■ **Exercise objective**: Copy out all of the data exactly as it appears.

■ **Data supplied**:
* * * * * * * * *

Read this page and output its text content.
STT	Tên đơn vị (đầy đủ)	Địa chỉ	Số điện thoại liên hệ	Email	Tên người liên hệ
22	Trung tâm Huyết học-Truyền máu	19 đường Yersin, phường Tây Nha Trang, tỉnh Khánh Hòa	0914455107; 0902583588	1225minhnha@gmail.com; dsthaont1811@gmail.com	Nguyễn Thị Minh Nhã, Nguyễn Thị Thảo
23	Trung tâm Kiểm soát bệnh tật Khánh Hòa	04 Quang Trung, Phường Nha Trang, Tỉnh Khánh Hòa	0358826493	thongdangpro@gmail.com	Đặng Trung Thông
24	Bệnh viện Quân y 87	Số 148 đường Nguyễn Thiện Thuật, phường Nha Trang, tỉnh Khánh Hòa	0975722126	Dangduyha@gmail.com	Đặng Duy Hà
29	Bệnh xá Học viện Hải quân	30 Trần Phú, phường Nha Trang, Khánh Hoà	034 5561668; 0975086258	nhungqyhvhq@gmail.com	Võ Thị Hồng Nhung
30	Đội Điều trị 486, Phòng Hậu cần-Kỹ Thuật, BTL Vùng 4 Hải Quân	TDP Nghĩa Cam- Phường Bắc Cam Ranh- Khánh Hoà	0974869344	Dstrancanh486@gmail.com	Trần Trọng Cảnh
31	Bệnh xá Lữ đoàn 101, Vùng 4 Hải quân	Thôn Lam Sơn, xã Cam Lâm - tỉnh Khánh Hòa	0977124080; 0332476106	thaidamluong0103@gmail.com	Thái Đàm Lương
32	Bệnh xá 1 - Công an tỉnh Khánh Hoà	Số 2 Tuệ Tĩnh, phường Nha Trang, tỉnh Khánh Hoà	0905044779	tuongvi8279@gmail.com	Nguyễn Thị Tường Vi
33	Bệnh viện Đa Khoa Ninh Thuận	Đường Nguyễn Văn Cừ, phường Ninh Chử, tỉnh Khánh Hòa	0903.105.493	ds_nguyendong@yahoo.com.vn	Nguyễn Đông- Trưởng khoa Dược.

* * * * * * * * *

■ **Exercise answer**:
Read this page and output its text content.
STT	Tên đơn vị (đầy đủ)	Địa chỉ	Số điện thoại liên hệ	Email	Tên người liên hệ
22	Trung tâm Huyết học-Truyền máu	19 đường Yersin, phường Tây Nha Trang, tỉnh Khánh Hòa	0914455107; 0902583588	1225minhnha@gmail.com; dsthaont1811@gmail.com	Nguyễn Thị Minh Nhã, Nguyễn Thị Thảo
23	Trung tâm Kiểm soát bệnh tật Khánh Hòa	04 Quang Trung, Phường Nha Trang, Tỉnh Khánh Hòa	0358826493	thongdangpro@gmail.com	Đặng Trung Thông
24	Bệnh viện Quân y 87	Số 148 đường Nguyễn Thiện Thuật, phường Nha Trang, tỉnh Khánh Hòa	0975722126	Dangduyha@gmail.com	Đặng Duy Hà
29	Bệnh xá Học viện Hải quân	30 Trần Phú, phường Nha Trang, Khánh Hoà	034 5561668; 0975086258	nhungqyhvhq@gmail.com	Võ Thị Hồng Nhung
30	Đội Điều trị 486, Phòng Hậu cần-Kỹ Thuật, BTL Vùng 4 Hải Quân	TDP Nghĩa Cam- Phường Bắc Cam Ranh- Khánh Hoà	0974869344	Dstrancanh486@gmail.com	Trần Trọng Cảnh
31	Bệnh xá Lữ đoàn 101, Vùng 4 Hải quân	Thôn Lam Sơn, xã Cam Lâm - tỉnh Khánh Hòa	0977124080; 0332476106	thaidamluong0103@gmail.com	Thái Đàm Lương
32	Bệnh xá 1 - Công an tỉnh Khánh Hoà	Số 2 Tuệ Tĩnh, phường Nha Trang, tỉnh Khánh Hoà	0905044779	tuongvi8279@gmail.com	Nguyễn Thị Tường Vi
33	Bệnh viện Đa Khoa Ninh Thuận	Đường Nguyễn Văn Cừ, phường Ninh Chử, tỉnh Khánh Hòa	0903.105.493	ds_nguyendong@yahoo.com.vn	Nguyễn Đông- Trưởng khoa Dược.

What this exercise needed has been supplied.